Write out all entries word for word.

▶ **RECORDS SUPPLIED**:
----------

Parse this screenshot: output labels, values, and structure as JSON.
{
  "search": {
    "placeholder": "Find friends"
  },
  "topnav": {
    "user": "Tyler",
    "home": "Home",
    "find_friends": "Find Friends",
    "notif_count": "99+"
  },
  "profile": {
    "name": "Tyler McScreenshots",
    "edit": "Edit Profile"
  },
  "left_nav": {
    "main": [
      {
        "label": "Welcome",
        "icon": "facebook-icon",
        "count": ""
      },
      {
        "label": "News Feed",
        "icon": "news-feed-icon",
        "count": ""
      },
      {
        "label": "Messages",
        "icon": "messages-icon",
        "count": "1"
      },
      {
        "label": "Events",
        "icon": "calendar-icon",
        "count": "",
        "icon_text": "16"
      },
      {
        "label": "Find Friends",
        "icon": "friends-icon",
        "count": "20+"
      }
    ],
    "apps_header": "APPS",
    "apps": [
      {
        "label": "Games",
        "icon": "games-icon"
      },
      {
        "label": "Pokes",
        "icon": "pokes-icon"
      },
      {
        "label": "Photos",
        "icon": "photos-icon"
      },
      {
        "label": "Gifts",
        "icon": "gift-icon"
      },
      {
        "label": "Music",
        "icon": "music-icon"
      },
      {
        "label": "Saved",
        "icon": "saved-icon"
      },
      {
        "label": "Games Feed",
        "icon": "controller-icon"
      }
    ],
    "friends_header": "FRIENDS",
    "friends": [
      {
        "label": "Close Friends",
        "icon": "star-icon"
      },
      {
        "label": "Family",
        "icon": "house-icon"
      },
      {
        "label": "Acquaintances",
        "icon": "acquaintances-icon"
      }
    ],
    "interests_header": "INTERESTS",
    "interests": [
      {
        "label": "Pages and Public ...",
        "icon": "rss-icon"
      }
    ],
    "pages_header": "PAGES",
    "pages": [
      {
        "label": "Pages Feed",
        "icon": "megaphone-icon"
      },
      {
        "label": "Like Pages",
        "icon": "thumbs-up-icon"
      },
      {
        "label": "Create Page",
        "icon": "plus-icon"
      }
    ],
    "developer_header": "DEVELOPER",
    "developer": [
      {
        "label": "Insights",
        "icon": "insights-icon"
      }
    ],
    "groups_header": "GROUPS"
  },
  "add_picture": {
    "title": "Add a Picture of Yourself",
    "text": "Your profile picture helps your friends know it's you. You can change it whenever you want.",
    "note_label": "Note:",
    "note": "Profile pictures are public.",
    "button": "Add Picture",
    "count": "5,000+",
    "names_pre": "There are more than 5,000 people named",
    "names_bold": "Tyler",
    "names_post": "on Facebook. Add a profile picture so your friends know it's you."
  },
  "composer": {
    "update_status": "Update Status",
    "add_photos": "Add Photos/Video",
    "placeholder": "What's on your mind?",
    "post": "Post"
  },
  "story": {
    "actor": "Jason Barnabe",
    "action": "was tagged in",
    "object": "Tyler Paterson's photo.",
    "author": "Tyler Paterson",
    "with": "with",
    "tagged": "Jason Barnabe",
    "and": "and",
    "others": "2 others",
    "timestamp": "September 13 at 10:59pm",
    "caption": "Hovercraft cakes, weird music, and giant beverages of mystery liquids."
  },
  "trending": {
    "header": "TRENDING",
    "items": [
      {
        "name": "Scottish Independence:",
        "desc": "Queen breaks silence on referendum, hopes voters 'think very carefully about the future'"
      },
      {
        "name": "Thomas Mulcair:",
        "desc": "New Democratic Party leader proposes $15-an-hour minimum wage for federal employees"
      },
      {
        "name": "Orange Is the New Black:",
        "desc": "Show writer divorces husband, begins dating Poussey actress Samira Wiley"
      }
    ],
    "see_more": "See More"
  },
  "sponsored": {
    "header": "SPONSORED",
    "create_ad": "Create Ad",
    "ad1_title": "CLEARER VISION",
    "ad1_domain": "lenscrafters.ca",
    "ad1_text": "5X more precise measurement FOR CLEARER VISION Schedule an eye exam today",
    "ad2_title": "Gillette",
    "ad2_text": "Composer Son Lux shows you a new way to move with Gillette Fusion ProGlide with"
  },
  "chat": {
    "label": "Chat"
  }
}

----------

▶ **EXERCISE ANSWER**:
Parse this screenshot: output labels, values, and structure as JSON.
{
  "search": {
    "placeholder": "Find friends"
  },
  "topnav": {
    "user": "Tyler",
    "home": "Home",
    "find_friends": "Find Friends",
    "notif_count": "99+"
  },
  "profile": {
    "name": "Tyler McScreenshots",
    "edit": "Edit Profile"
  },
  "left_nav": {
    "main": [
      {
        "label": "Welcome",
        "icon": "facebook-icon",
        "count": ""
      },
      {
        "label": "News Feed",
        "icon": "news-feed-icon",
        "count": ""
      },
      {
        "label": "Messages",
        "icon": "messages-icon",
        "count": "1"
      },
      {
        "label": "Events",
        "icon": "calendar-icon",
        "count": "",
        "icon_text": "16"
      },
      {
        "label": "Find Friends",
        "icon": "friends-icon",
        "count": "20+"
      }
    ],
    "apps_header": "APPS",
    "apps": [
      {
        "label": "Games",
        "icon": "games-icon"
      },
      {
        "label": "Pokes",
        "icon": "pokes-icon"
      },
      {
        "label": "Photos",
        "icon": "photos-icon"
      },
      {
        "label": "Gifts",
        "icon": "gift-icon"
      },
      {
        "label": "Music",
        "icon": "music-icon"
      },
      {
        "label": "Saved",
        "icon": "saved-icon"
      },
      {
        "label": "Games Feed",
        "icon": "controller-icon"
      }
    ],
    "friends_header": "FRIENDS",
    "friends": [
      {
        "label": "Close Friends",
        "icon": "star-icon"
      },
      {
        "label": "Family",
        "icon": "house-icon"
      },
      {
        "label": "Acquaintances",
        "icon": "acquaintances-icon"
      }
    ],
    "interests_header": "INTERESTS",
    "interests": [
      {
        "label": "Pages and Public ...",
        "icon": "rss-icon"
      }
    ],
    "pages_header": "PAGES",
    "pages": [
      {
        "label": "Pages Feed",
        "icon": "megaphone-icon"
      },
      {
        "label": "Like Pages",
        "icon": "thumbs-up-icon"
      },
      {
        "label": "Create Page",
        "icon": "plus-icon"
      }
    ],
    "developer_header": "DEVELOPER",
    "developer": [
      {
        "label": "Insights",
        "icon": "insights-icon"
      }
    ],
    "groups_header": "GROUPS"
  },
  "add_picture": {
    "title": "Add a Picture of Yourself",
    "text": "Your profile picture helps your friends know it's you. You can change it whenever you want.",
    "note_label": "Note:",
    "note": "Profile pictures are public.",
    "button": "Add Picture",
    "count": "5,000+",
    "names_pre": "There are more than 5,000 people named",
    "names_bold": "Tyler",
    "names_post": "on Facebook. Add a profile picture so your friends know it's you."
  },
  "composer": {
    "update_status": "Update Status",
    "add_photos": "Add Photos/Video",
    "placeholder": "What's on your mind?",
    "post": "Post"
  },
  "story": {
    "actor": "Jason Barnabe",
    "action": "was tagged in",
    "object": "Tyler Paterson's photo.",
    "author": "Tyler Paterson",
    "with": "with",
    "tagged": "Jason Barnabe",
    "and": "and",
    "others": "2 others",
    "timestamp": "September 13 at 10:59pm",
    "caption": "Hovercraft cakes, weird music, and giant beverages of mystery liquids."
  },
  "trending": {
    "header": "TRENDING",
    "items": [
      {
        "name": "Scottish Independence:",
        "desc": "Queen breaks silence on referendum, hopes voters 'think very carefully about the future'"
      },
      {
        "name": "Thomas Mulcair:",
        "desc": "New Democratic Party leader proposes $15-an-hour minimum wage for federal employees"
      },
      {
        "name": "Orange Is the New Black:",
        "desc": "Show writer divorces husband, begins dating Poussey actress Samira Wiley"
      }
    ],
    "see_more": "See More"
  },
  "sponsored": {
    "header": "SPONSORED",
    "create_ad": "Create Ad",
    "ad1_title": "CLEARER VISION",
    "ad1_domain": "lenscrafters.ca",
    "ad1_text": "5X more precise measurement FOR CLEARER VISION Schedule an eye exam today",
    "ad2_title": "Gillette",
    "ad2_text": "Composer Son Lux shows you a new way to move with Gillette Fusion ProGlide with"
  },
  "chat": {
    "label": "Chat"
  }
}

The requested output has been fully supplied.